» **PROBLEM DETAILS**
Leaving out the pictures, retype all the material exactly.

» **INPUT**
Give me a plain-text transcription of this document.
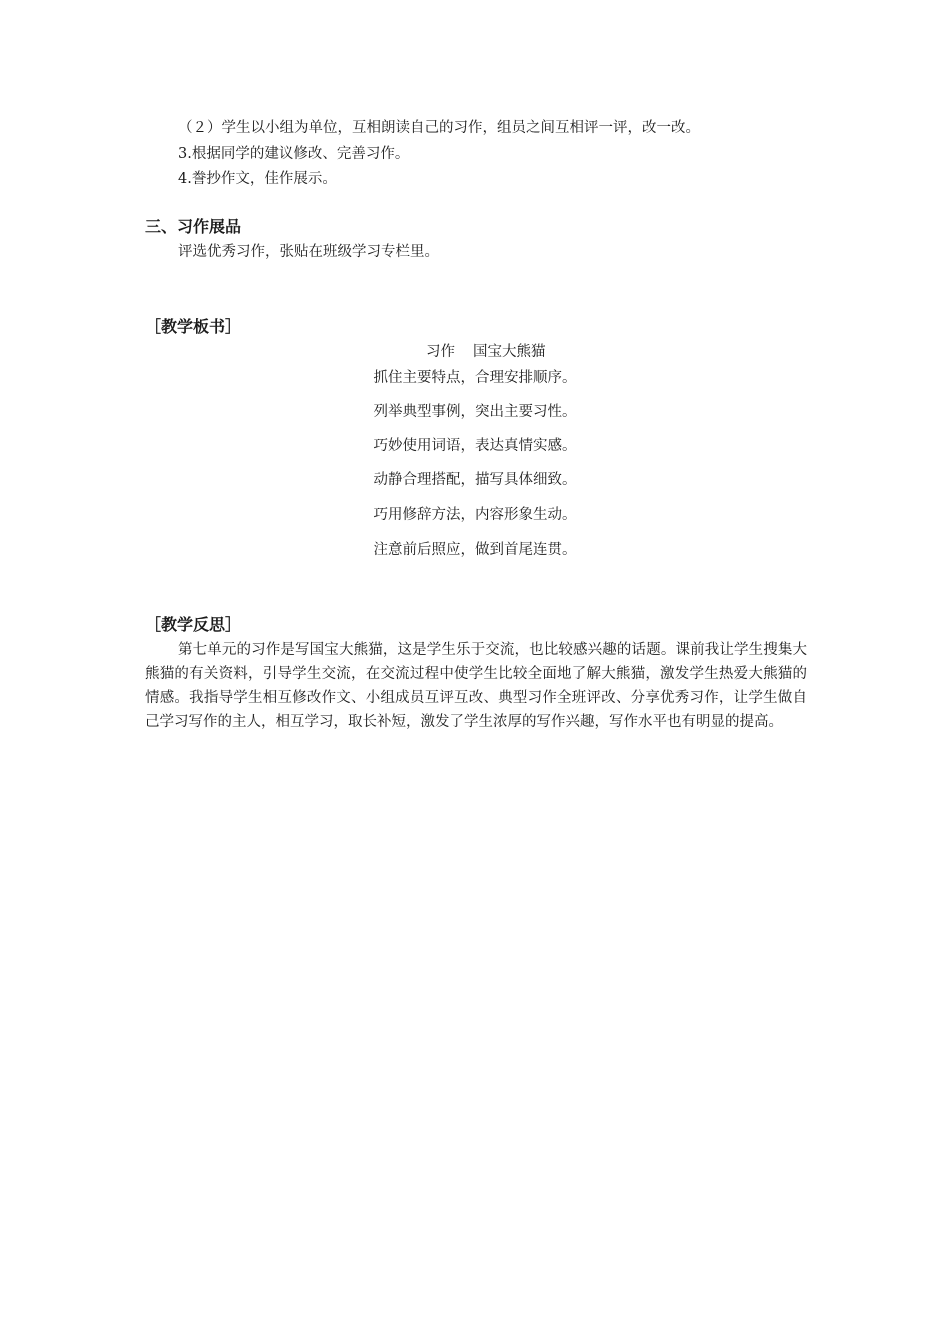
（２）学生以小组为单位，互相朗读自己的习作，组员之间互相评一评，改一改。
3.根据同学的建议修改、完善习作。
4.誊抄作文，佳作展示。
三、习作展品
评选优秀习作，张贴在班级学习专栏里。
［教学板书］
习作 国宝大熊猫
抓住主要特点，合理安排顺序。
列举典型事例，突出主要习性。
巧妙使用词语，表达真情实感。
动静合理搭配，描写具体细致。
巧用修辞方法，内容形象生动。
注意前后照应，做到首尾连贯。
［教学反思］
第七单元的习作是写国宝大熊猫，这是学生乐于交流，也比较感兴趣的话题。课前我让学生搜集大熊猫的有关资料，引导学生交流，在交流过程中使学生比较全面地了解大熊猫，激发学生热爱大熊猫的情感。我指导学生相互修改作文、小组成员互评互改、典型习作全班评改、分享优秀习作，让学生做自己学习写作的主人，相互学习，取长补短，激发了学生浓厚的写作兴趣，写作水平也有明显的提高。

» **RESULT**
Give me a plain-text transcription of this document.
（２）学生以小组为单位，互相朗读自己的习作，组员之间互相评一评，改一改。
3.根据同学的建议修改、完善习作。
4.誊抄作文，佳作展示。
三、习作展品
评选优秀习作，张贴在班级学习专栏里。
［教学板书］
习作 国宝大熊猫
抓住主要特点，合理安排顺序。
列举典型事例，突出主要习性。
巧妙使用词语，表达真情实感。
动静合理搭配，描写具体细致。
巧用修辞方法，内容形象生动。
注意前后照应，做到首尾连贯。
［教学反思］
第七单元的习作是写国宝大熊猫，这是学生乐于交流，也比较感兴趣的话题。课前我让学生搜集大熊猫的有关资料，引导学生交流，在交流过程中使学生比较全面地了解大熊猫，激发学生热爱大熊猫的情感。我指导学生相互修改作文、小组成员互评互改、典型习作全班评改、分享优秀习作，让学生做自己学习写作的主人，相互学习，取长补短，激发了学生浓厚的写作兴趣，写作水平也有明显的提高。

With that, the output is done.